Gather each line of the entries below that includes "garments".

── Data excerpts ──

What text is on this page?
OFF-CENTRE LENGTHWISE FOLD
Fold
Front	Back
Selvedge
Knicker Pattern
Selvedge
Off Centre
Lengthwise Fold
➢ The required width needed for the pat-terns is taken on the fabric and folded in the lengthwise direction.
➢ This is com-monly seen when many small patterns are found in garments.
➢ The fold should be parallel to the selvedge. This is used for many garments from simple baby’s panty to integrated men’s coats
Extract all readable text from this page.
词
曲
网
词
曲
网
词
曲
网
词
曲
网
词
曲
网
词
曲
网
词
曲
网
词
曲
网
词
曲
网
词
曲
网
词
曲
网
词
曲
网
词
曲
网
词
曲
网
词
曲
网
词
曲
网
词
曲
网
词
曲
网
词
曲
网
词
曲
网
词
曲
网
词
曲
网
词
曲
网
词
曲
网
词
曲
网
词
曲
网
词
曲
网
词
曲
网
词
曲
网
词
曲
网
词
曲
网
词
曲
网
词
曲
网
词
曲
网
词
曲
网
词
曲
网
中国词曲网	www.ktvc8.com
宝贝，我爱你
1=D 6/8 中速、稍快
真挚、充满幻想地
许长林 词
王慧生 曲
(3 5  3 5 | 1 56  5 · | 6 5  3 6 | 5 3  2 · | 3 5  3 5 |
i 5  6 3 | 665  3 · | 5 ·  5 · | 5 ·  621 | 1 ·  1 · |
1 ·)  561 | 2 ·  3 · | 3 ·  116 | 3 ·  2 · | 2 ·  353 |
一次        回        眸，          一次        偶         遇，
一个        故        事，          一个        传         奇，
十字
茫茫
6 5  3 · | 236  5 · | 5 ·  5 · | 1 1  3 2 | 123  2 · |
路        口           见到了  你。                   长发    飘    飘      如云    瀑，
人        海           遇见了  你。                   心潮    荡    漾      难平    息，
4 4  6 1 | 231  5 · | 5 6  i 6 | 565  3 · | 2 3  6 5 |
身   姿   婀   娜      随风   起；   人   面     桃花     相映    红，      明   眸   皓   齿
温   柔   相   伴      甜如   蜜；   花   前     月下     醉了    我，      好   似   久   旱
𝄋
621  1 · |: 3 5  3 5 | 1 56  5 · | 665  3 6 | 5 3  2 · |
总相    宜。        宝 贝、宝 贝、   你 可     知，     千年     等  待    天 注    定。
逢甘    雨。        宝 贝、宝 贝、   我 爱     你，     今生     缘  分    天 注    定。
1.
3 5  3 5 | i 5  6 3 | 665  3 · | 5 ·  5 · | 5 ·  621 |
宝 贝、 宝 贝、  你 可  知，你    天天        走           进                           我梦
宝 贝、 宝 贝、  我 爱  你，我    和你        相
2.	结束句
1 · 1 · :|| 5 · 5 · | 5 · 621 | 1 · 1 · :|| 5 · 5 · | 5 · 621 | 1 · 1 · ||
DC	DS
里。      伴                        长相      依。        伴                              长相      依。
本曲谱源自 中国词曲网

───

*The completed task*
➢ This is com-monly seen when many small patterns are found in garments.
➢ The fold should be parallel to the selvedge. This is used for many garments from simple baby’s panty to integrated men’s coats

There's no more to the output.